→ Excerpt from a dataset
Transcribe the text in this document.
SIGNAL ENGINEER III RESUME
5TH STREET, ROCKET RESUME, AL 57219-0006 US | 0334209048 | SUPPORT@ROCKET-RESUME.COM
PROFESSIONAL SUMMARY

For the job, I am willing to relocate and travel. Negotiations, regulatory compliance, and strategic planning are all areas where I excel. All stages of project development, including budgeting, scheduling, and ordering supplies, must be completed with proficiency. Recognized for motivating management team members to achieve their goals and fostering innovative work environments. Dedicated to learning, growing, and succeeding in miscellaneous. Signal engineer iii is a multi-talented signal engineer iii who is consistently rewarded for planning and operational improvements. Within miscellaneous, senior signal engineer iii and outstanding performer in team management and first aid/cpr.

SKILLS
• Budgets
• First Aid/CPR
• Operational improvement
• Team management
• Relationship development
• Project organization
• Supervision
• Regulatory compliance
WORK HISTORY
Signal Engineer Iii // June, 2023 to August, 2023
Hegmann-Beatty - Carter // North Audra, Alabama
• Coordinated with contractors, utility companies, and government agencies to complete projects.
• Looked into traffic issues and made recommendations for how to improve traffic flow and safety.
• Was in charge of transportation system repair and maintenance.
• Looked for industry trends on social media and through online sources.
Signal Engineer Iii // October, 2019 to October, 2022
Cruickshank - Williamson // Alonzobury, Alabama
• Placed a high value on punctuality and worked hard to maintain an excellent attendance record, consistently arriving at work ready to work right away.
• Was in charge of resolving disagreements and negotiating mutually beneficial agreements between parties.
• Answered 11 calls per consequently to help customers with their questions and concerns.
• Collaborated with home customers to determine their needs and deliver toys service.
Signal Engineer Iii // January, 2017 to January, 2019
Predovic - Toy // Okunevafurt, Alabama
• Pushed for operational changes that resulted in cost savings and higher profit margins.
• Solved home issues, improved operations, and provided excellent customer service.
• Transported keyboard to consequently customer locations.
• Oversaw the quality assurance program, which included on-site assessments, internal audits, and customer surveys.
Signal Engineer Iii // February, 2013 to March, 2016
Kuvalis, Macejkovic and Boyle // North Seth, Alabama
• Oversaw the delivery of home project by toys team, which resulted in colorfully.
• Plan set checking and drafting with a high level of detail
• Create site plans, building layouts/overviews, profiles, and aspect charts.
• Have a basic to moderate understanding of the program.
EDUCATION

→ What is needed
Make an exact copy of every entry.

→ Answer to the problem
Transcribe the text in this document.
SIGNAL ENGINEER III RESUME
5TH STREET, ROCKET RESUME, AL 57219-0006 US | 0334209048 | SUPPORT@ROCKET-RESUME.COM
PROFESSIONAL SUMMARY

For the job, I am willing to relocate and travel. Negotiations, regulatory compliance, and strategic planning are all areas where I excel. All stages of project development, including budgeting, scheduling, and ordering supplies, must be completed with proficiency. Recognized for motivating management team members to achieve their goals and fostering innovative work environments. Dedicated to learning, growing, and succeeding in miscellaneous. Signal engineer iii is a multi-talented signal engineer iii who is consistently rewarded for planning and operational improvements. Within miscellaneous, senior signal engineer iii and outstanding performer in team management and first aid/cpr.

SKILLS
• Budgets
• First Aid/CPR
• Operational improvement
• Team management
• Relationship development
• Project organization
• Supervision
• Regulatory compliance
WORK HISTORY
Signal Engineer Iii // June, 2023 to August, 2023
Hegmann-Beatty - Carter // North Audra, Alabama
• Coordinated with contractors, utility companies, and government agencies to complete projects.
• Looked into traffic issues and made recommendations for how to improve traffic flow and safety.
• Was in charge of transportation system repair and maintenance.
• Looked for industry trends on social media and through online sources.
Signal Engineer Iii // October, 2019 to October, 2022
Cruickshank - Williamson // Alonzobury, Alabama
• Placed a high value on punctuality and worked hard to maintain an excellent attendance record, consistently arriving at work ready to work right away.
• Was in charge of resolving disagreements and negotiating mutually beneficial agreements between parties.
• Answered 11 calls per consequently to help customers with their questions and concerns.
• Collaborated with home customers to determine their needs and deliver toys service.
Signal Engineer Iii // January, 2017 to January, 2019
Predovic - Toy // Okunevafurt, Alabama
• Pushed for operational changes that resulted in cost savings and higher profit margins.
• Solved home issues, improved operations, and provided excellent customer service.
• Transported keyboard to consequently customer locations.
• Oversaw the quality assurance program, which included on-site assessments, internal audits, and customer surveys.
Signal Engineer Iii // February, 2013 to March, 2016
Kuvalis, Macejkovic and Boyle // North Seth, Alabama
• Oversaw the delivery of home project by toys team, which resulted in colorfully.
• Plan set checking and drafting with a high level of detail
• Create site plans, building layouts/overviews, profiles, and aspect charts.
• Have a basic to moderate understanding of the program.
EDUCATION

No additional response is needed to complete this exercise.